Direction:
Recast the entries below as a Markdown table with the columns "n" and "Line", starting at the first line and ending at the line that contains "The speed of rotation sensor 18", both included. Give one numbered row per line and leave out blank lines.

Rows from a dataset:
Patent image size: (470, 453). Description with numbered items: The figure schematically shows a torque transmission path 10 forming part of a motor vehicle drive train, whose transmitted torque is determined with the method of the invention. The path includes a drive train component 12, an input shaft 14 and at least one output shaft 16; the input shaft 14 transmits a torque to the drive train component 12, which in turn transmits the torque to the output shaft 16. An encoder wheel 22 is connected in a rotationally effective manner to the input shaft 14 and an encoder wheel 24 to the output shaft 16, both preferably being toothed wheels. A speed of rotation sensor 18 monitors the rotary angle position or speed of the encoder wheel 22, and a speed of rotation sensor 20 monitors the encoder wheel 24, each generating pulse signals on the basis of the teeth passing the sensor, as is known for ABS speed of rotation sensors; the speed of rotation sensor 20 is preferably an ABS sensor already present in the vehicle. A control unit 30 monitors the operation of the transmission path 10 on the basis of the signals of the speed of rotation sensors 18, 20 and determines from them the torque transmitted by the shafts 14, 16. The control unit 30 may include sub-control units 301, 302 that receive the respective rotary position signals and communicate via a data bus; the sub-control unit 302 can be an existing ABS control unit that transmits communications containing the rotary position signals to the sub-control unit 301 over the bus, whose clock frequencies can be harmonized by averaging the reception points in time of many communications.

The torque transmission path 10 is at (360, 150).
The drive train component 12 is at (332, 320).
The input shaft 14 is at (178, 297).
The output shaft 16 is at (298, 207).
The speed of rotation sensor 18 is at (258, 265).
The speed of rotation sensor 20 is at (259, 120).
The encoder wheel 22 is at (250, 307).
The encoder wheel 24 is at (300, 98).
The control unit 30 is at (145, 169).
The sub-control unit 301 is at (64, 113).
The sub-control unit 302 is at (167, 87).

Answer for the task:
| n | Line |
|---|---|
| 1 | Patent image size: (470, 453). Description with numbered items: The figure schematically shows a torque transmission path 10 forming part of a motor vehicle drive train, whose transmitted torque is determined with the method of the invention. The path includes a drive train component 12, an input shaft 14 and at least one output shaft 16; the input shaft 14 transmits a torque to the drive train component 12, which in turn transmits the torque to the output shaft 16. An encoder wheel 22 is connected in a rotationally effective manner to the input shaft 14 and an encoder wheel 24 to the output shaft 16, both preferably being toothed wheels. A speed of rotation sensor 18 monitors the rotary angle position or speed of the encoder wheel 22, and a speed of rotation sensor 20 monitors the encoder wheel 24, each generating pulse signals on the basis of the teeth passing the sensor, as is known for ABS speed of rotation sensors; the speed of rotation sensor 20 is preferably an ABS sensor already present in the vehicle. A control unit 30 monitors the operation of the transmission path 10 on the basis of the signals of the speed of rotation sensors 18, 20 and determines from them the torque transmitted by the shafts 14, 16. The control unit 30 may include sub-control units 301, 302 that receive the respective rotary position signals and communicate via a data bus; the sub-control unit 302 can be an existing ABS control unit that transmits communications containing the rotary position signals to the sub-control unit 301 over the bus, whose clock frequencies can be harmonized by averaging the reception points in time of many communications. |
| 2 | The torque transmission path 10 is at (360, 150). |
| 3 | The drive train component 12 is at (332, 320). |
| 4 | The input shaft 14 is at (178, 297). |
| 5 | The output shaft 16 is at (298, 207). |
| 6 | The speed of rotation sensor 18 is at (258, 265). |